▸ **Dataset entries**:

########################################

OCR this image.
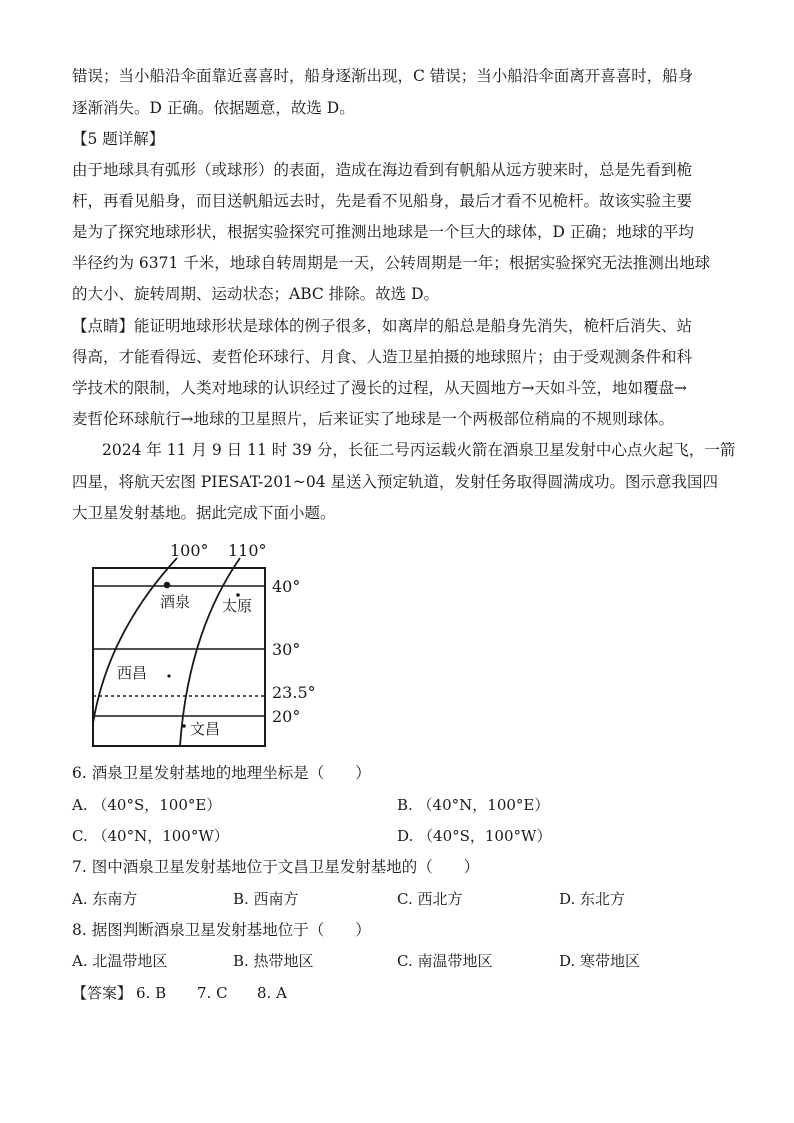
错误；当小船沿伞面靠近喜喜时，船身逐渐出现，C 错误；当小船沿伞面离开喜喜时，船身
逐渐消失。D 正确。依据题意，故选 D。
【5 题详解】
由于地球具有弧形（或球形）的表面，造成在海边看到有帆船从远方驶来时，总是先看到桅
杆，再看见船身，而目送帆船远去时，先是看不见船身，最后才看不见桅杆。故该实验主要
是为了探究地球形状，根据实验探究可推测出地球是一个巨大的球体，D 正确；地球的平均
半径约为 6371 千米，地球自转周期是一天，公转周期是一年；根据实验探究无法推测出地球
的大小、旋转周期、运动状态；ABC 排除。故选 D。
【点睛】能证明地球形状是球体的例子很多，如离岸的船总是船身先消失，桅杆后消失、站
得高，才能看得远、麦哲伦环球行、月食、人造卫星拍摄的地球照片；由于受观测条件和科
学技术的限制，人类对地球的认识经过了漫长的过程，从天圆地方→天如斗笠，地如覆盘→
麦哲伦环球航行→地球的卫星照片，后来证实了地球是一个两极部位稍扁的不规则球体。
2024 年 11 月 9 日 11 时 39 分，长征二号丙运载火箭在酒泉卫星发射中心点火起飞，一箭
四星，将航天宏图 PIESAT-201~04 星送入预定轨道，发射任务取得圆满成功。图示意我国四
大卫星发射基地。据此完成下面小题。
100° 110°
40°
30°
23.5°
20°
酒泉 太原
西昌
文昌
6. 酒泉卫星发射基地的地理坐标是（　　）
A. （40°S，100°E）	B. （40°N，100°E）
C. （40°N，100°W）	D. （40°S，100°W）
7. 图中酒泉卫星发射基地位于文昌卫星发射基地的（　　）
A. 东南方	B. 西南方	C. 西北方	D. 东北方
8. 据图判断酒泉卫星发射基地位于（　　）
A. 北温带地区	B. 热带地区	C. 南温带地区	D. 寒带地区
【答案】 6. B 7. C 8. A
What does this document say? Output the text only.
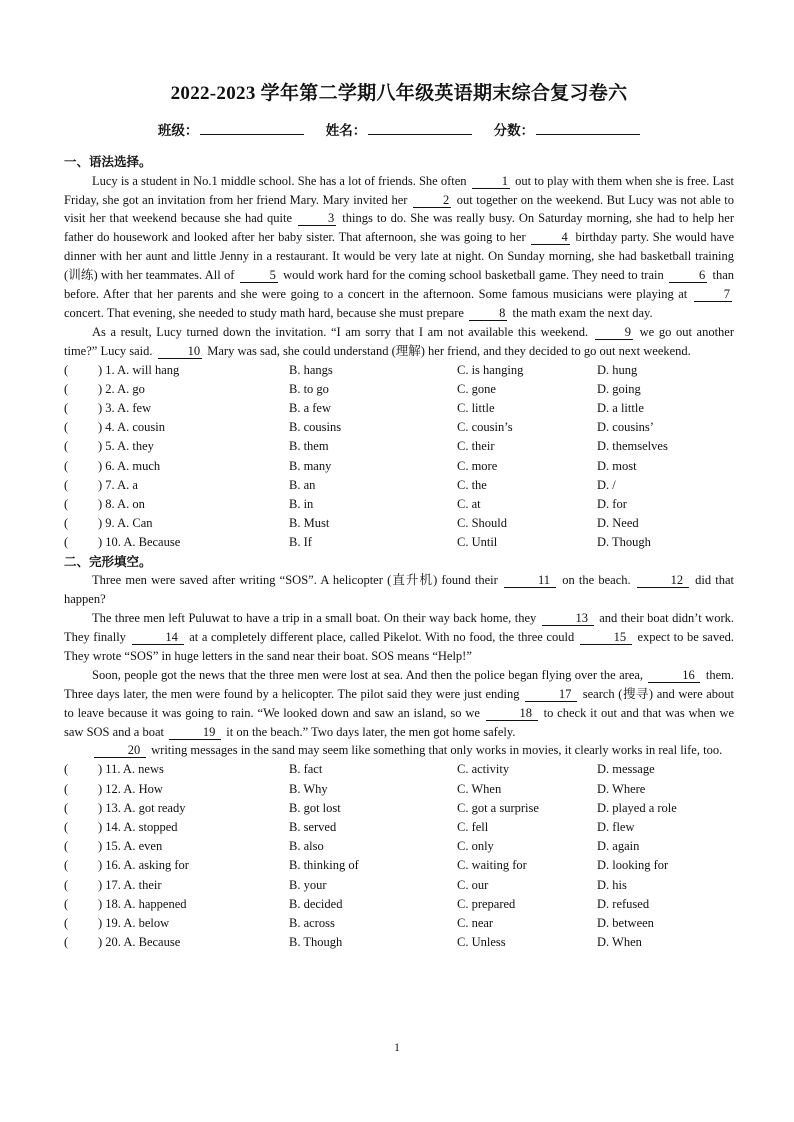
2022-2023 学年第二学期八年级英语期末综合复习卷六
班级：	姓名：	分数：
一、语法选择。

Lucy is a student in No.1 middle school. She has a lot of friends. She often	1 out to play with them when she is free. Last Friday, she got an invitation from her friend Mary. Mary invited her	2 out together on the weekend. But Lucy was not able to visit her that weekend because she had quite	3 things to do. She was really busy. On Saturday morning, she had to help her father do housework and looked after her baby sister. That afternoon, she was going to her	4 birthday party. She would have dinner with her aunt and little Jenny in a restaurant. It would be very late at night. On Sunday morning, she had basketball training (训练) with her teammates. All of	5 would work hard for the coming school basketball game. They need to train	6 than before. After that her parents and she were going to a concert in the afternoon. Some famous musicians were playing at	7 concert. That evening, she needed to study math hard, because she must prepare	8 the math exam the next day.

As a result, Lucy turned down the invitation. “I am sorry that I am not available this weekend.	9 we go out another time?” Lucy said.	10 Mary was sad, she could understand (理解) her friend, and they decided to go out next weekend.

( ) 1. A. will hang	B. hangs	C. is hanging	D. hung
( ) 2. A. go	B. to go	C. gone	D. going
( ) 3. A. few	B. a few	C. little	D. a little
( ) 4. A. cousin	B. cousins	C. cousin’s	D. cousins’
( ) 5. A. they	B. them	C. their	D. themselves
( ) 6. A. much	B. many	C. more	D. most
( ) 7. A. a	B. an	C. the	D. /
( ) 8. A. on	B. in	C. at	D. for
( ) 9. A. Can	B. Must	C. Should	D. Need
( ) 10. A. Because	B. If	C. Until	D. Though
二、完形填空。

Three men were saved after writing “SOS”. A helicopter (直升机) found their	11 on the beach.	12 did that happen?

The three men left Puluwat to have a trip in a small boat. On their way back home, they	13 and their boat didn’t work. They finally	14 at a completely different place, called Pikelot. With no food, the three could	15 expect to be saved. They wrote “SOS” in huge letters in the sand near their boat. SOS means “Help!”

Soon, people got the news that the three men were lost at sea. And then the police began flying over the area,	16 them. Three days later, the men were found by a helicopter. The pilot said they were just ending	17 search (搜寻) and were about to leave because it was going to rain. “We looked down and saw an island, so we	18 to check it out and that was when we saw SOS and a boat	19 it on the beach.” Two days later, the men got home safely.

20 writing messages in the sand may seem like something that only works in movies, it clearly works in real life, too.

( ) 11. A. news	B. fact	C. activity	D. message
( ) 12. A. How	B. Why	C. When	D. Where
( ) 13. A. got ready	B. got lost	C. got a surprise	D. played a role
( ) 14. A. stopped	B. served	C. fell	D. flew
( ) 15. A. even	B. also	C. only	D. again
( ) 16. A. asking for	B. thinking of	C. waiting for	D. looking for
( ) 17. A. their	B. your	C. our	D. his
( ) 18. A. happened	B. decided	C. prepared	D. refused
( ) 19. A. below	B. across	C. near	D. between
( ) 20. A. Because	B. Though	C. Unless	D. When
1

########################################

▸ **Exercise instructions**: Copy every entry exactly as written. Pictures are excluded.

▸ **Solution to the problem**:
OCR this image.
错误；当小船沿伞面靠近喜喜时，船身逐渐出现，C 错误；当小船沿伞面离开喜喜时，船身
逐渐消失。D 正确。依据题意，故选 D。
【5 题详解】
由于地球具有弧形（或球形）的表面，造成在海边看到有帆船从远方驶来时，总是先看到桅
杆，再看见船身，而目送帆船远去时，先是看不见船身，最后才看不见桅杆。故该实验主要
是为了探究地球形状，根据实验探究可推测出地球是一个巨大的球体，D 正确；地球的平均
半径约为 6371 千米，地球自转周期是一天，公转周期是一年；根据实验探究无法推测出地球
的大小、旋转周期、运动状态；ABC 排除。故选 D。
【点睛】能证明地球形状是球体的例子很多，如离岸的船总是船身先消失，桅杆后消失、站
得高，才能看得远、麦哲伦环球行、月食、人造卫星拍摄的地球照片；由于受观测条件和科
学技术的限制，人类对地球的认识经过了漫长的过程，从天圆地方→天如斗笠，地如覆盘→
麦哲伦环球航行→地球的卫星照片，后来证实了地球是一个两极部位稍扁的不规则球体。
2024 年 11 月 9 日 11 时 39 分，长征二号丙运载火箭在酒泉卫星发射中心点火起飞，一箭
四星，将航天宏图 PIESAT-201~04 星送入预定轨道，发射任务取得圆满成功。图示意我国四
大卫星发射基地。据此完成下面小题。
100° 110°
40°
30°
23.5°
20°
酒泉 太原
西昌
文昌
6. 酒泉卫星发射基地的地理坐标是（　　）
A. （40°S，100°E）	B. （40°N，100°E）
C. （40°N，100°W）	D. （40°S，100°W）
7. 图中酒泉卫星发射基地位于文昌卫星发射基地的（　　）
A. 东南方	B. 西南方	C. 西北方	D. 东北方
8. 据图判断酒泉卫星发射基地位于（　　）
A. 北温带地区	B. 热带地区	C. 南温带地区	D. 寒带地区
【答案】 6. B 7. C 8. A
What does this document say? Output the text only.
2022-2023 学年第二学期八年级英语期末综合复习卷六
班级：	姓名：	分数：
一、语法选择。

Lucy is a student in No.1 middle school. She has a lot of friends. She often	1 out to play with them when she is free. Last Friday, she got an invitation from her friend Mary. Mary invited her	2 out together on the weekend. But Lucy was not able to visit her that weekend because she had quite	3 things to do. She was really busy. On Saturday morning, she had to help her father do housework and looked after her baby sister. That afternoon, she was going to her	4 birthday party. She would have dinner with her aunt and little Jenny in a restaurant. It would be very late at night. On Sunday morning, she had basketball training (训练) with her teammates. All of	5 would work hard for the coming school basketball game. They need to train	6 than before. After that her parents and she were going to a concert in the afternoon. Some famous musicians were playing at	7 concert. That evening, she needed to study math hard, because she must prepare	8 the math exam the next day.

As a result, Lucy turned down the invitation. “I am sorry that I am not available this weekend.	9 we go out another time?” Lucy said.	10 Mary was sad, she could understand (理解) her friend, and they decided to go out next weekend.

( ) 1. A. will hang	B. hangs	C. is hanging	D. hung
( ) 2. A. go	B. to go	C. gone	D. going
( ) 3. A. few	B. a few	C. little	D. a little
( ) 4. A. cousin	B. cousins	C. cousin’s	D. cousins’
( ) 5. A. they	B. them	C. their	D. themselves
( ) 6. A. much	B. many	C. more	D. most
( ) 7. A. a	B. an	C. the	D. /
( ) 8. A. on	B. in	C. at	D. for
( ) 9. A. Can	B. Must	C. Should	D. Need
( ) 10. A. Because	B. If	C. Until	D. Though
二、完形填空。

Three men were saved after writing “SOS”. A helicopter (直升机) found their	11 on the beach.	12 did that happen?

The three men left Puluwat to have a trip in a small boat. On their way back home, they	13 and their boat didn’t work. They finally	14 at a completely different place, called Pikelot. With no food, the three could	15 expect to be saved. They wrote “SOS” in huge letters in the sand near their boat. SOS means “Help!”

Soon, people got the news that the three men were lost at sea. And then the police began flying over the area,	16 them. Three days later, the men were found by a helicopter. The pilot said they were just ending	17 search (搜寻) and were about to leave because it was going to rain. “We looked down and saw an island, so we	18 to check it out and that was when we saw SOS and a boat	19 it on the beach.” Two days later, the men got home safely.

20 writing messages in the sand may seem like something that only works in movies, it clearly works in real life, too.

( ) 11. A. news	B. fact	C. activity	D. message
( ) 12. A. How	B. Why	C. When	D. Where
( ) 13. A. got ready	B. got lost	C. got a surprise	D. played a role
( ) 14. A. stopped	B. served	C. fell	D. flew
( ) 15. A. even	B. also	C. only	D. again
( ) 16. A. asking for	B. thinking of	C. waiting for	D. looking for
( ) 17. A. their	B. your	C. our	D. his
( ) 18. A. happened	B. decided	C. prepared	D. refused
( ) 19. A. below	B. across	C. near	D. between
( ) 20. A. Because	B. Though	C. Unless	D. When
1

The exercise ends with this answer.